Problem requirements> Whenever a line contains the string "ejercicio", copy it out of the entries.

Provided records>
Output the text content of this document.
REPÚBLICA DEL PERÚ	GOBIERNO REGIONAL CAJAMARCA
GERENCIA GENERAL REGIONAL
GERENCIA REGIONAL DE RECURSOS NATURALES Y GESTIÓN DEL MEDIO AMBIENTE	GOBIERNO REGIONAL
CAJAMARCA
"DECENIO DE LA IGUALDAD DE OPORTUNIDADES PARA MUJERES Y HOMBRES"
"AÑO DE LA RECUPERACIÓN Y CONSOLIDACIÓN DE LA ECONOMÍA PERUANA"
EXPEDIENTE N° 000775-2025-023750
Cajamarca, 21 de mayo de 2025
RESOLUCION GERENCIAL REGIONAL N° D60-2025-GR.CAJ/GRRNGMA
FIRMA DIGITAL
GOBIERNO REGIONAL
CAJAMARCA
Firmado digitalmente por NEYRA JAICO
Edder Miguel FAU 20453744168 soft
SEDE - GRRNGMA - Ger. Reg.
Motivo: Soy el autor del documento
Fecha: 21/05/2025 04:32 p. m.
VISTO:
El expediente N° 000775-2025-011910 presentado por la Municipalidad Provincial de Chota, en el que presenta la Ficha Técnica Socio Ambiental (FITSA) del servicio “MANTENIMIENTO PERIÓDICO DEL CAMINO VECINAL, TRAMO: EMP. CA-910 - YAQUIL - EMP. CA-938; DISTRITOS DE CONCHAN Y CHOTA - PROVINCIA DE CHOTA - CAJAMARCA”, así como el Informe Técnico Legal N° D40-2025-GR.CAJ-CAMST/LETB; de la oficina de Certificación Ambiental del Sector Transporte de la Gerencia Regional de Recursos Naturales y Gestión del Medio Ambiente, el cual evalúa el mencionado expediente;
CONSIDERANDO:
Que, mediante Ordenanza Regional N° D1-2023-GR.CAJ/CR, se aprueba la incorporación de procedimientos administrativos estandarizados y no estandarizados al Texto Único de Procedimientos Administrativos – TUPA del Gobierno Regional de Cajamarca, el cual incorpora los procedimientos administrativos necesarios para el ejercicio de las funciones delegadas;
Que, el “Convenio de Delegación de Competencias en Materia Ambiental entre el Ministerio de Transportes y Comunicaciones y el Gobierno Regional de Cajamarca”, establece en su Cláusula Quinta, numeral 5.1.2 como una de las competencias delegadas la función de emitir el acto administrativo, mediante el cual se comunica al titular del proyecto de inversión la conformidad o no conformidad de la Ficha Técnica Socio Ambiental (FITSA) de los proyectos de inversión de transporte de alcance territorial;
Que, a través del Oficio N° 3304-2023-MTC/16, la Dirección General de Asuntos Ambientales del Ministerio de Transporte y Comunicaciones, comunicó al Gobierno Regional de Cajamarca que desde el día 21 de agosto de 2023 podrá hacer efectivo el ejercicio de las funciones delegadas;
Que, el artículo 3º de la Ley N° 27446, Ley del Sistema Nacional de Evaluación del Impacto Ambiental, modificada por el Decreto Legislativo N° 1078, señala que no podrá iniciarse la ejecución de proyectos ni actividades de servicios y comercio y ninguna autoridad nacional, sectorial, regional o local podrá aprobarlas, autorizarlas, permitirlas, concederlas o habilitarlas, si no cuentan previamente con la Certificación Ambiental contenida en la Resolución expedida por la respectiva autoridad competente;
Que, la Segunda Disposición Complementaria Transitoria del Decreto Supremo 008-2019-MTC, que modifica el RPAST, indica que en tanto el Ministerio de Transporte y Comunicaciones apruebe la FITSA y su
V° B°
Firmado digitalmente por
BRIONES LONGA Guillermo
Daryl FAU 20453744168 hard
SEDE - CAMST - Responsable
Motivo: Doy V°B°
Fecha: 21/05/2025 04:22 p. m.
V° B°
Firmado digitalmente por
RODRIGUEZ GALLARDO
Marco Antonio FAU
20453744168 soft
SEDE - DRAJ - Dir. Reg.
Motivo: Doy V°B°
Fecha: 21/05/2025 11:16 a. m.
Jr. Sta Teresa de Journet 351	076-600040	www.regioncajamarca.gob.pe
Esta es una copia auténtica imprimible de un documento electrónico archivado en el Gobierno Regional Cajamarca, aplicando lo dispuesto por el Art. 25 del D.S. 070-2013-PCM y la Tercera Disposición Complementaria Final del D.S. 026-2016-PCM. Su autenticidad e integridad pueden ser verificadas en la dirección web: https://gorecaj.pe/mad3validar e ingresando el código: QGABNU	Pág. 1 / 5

Response for this exercise>
Que, mediante Ordenanza Regional N° D1-2023-GR.CAJ/CR, se aprueba la incorporación de procedimientos administrativos estandarizados y no estandarizados al Texto Único de Procedimientos Administrativos – TUPA del Gobierno Regional de Cajamarca, el cual incorpora los procedimientos administrativos necesarios para el ejercicio de las funciones delegadas;
Que, a través del Oficio N° 3304-2023-MTC/16, la Dirección General de Asuntos Ambientales del Ministerio de Transporte y Comunicaciones, comunicó al Gobierno Regional de Cajamarca que desde el día 21 de agosto de 2023 podrá hacer efectivo el ejercicio de las funciones delegadas;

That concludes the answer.